# [Goal of the exercise]
Every entry must be duplicated precisely as written.

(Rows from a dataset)
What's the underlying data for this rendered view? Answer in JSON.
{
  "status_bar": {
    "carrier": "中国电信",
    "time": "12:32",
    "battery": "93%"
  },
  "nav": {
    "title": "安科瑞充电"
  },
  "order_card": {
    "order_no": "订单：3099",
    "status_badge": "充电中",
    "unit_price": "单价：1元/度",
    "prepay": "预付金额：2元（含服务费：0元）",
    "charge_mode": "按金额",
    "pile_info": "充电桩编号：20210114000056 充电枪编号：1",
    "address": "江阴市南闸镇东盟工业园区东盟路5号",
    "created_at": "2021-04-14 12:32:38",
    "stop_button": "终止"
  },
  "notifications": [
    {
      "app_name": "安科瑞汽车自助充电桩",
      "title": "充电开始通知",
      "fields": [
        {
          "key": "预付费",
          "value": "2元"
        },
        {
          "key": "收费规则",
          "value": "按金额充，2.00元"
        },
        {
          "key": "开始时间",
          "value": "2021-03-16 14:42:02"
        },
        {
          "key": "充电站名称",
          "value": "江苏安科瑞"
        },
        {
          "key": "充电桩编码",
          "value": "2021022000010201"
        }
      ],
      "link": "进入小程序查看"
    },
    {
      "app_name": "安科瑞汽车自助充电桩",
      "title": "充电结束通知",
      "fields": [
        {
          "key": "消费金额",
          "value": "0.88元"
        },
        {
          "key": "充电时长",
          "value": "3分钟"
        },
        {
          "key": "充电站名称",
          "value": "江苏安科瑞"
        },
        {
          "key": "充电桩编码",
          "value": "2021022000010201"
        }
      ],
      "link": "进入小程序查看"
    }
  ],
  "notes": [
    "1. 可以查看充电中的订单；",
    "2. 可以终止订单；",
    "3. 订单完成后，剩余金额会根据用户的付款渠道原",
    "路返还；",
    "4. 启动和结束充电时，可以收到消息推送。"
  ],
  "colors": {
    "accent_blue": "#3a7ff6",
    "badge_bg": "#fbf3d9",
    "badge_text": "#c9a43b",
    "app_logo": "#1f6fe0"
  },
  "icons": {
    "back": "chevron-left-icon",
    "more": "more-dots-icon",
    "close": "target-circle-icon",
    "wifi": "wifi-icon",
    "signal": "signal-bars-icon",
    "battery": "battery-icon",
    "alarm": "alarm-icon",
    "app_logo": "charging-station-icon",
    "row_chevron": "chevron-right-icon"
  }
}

# [Answer to the problem]
What's the underlying data for this rendered view? Answer in JSON.
{
  "status_bar": {
    "carrier": "中国电信",
    "time": "12:32",
    "battery": "93%"
  },
  "nav": {
    "title": "安科瑞充电"
  },
  "order_card": {
    "order_no": "订单：3099",
    "status_badge": "充电中",
    "unit_price": "单价：1元/度",
    "prepay": "预付金额：2元（含服务费：0元）",
    "charge_mode": "按金额",
    "pile_info": "充电桩编号：20210114000056 充电枪编号：1",
    "address": "江阴市南闸镇东盟工业园区东盟路5号",
    "created_at": "2021-04-14 12:32:38",
    "stop_button": "终止"
  },
  "notifications": [
    {
      "app_name": "安科瑞汽车自助充电桩",
      "title": "充电开始通知",
      "fields": [
        {
          "key": "预付费",
          "value": "2元"
        },
        {
          "key": "收费规则",
          "value": "按金额充，2.00元"
        },
        {
          "key": "开始时间",
          "value": "2021-03-16 14:42:02"
        },
        {
          "key": "充电站名称",
          "value": "江苏安科瑞"
        },
        {
          "key": "充电桩编码",
          "value": "2021022000010201"
        }
      ],
      "link": "进入小程序查看"
    },
    {
      "app_name": "安科瑞汽车自助充电桩",
      "title": "充电结束通知",
      "fields": [
        {
          "key": "消费金额",
          "value": "0.88元"
        },
        {
          "key": "充电时长",
          "value": "3分钟"
        },
        {
          "key": "充电站名称",
          "value": "江苏安科瑞"
        },
        {
          "key": "充电桩编码",
          "value": "2021022000010201"
        }
      ],
      "link": "进入小程序查看"
    }
  ],
  "notes": [
    "1. 可以查看充电中的订单；",
    "2. 可以终止订单；",
    "3. 订单完成后，剩余金额会根据用户的付款渠道原",
    "路返还；",
    "4. 启动和结束充电时，可以收到消息推送。"
  ],
  "colors": {
    "accent_blue": "#3a7ff6",
    "badge_bg": "#fbf3d9",
    "badge_text": "#c9a43b",
    "app_logo": "#1f6fe0"
  },
  "icons": {
    "back": "chevron-left-icon",
    "more": "more-dots-icon",
    "close": "target-circle-icon",
    "wifi": "wifi-icon",
    "signal": "signal-bars-icon",
    "battery": "battery-icon",
    "alarm": "alarm-icon",
    "app_logo": "charging-station-icon",
    "row_chevron": "chevron-right-icon"
  }
}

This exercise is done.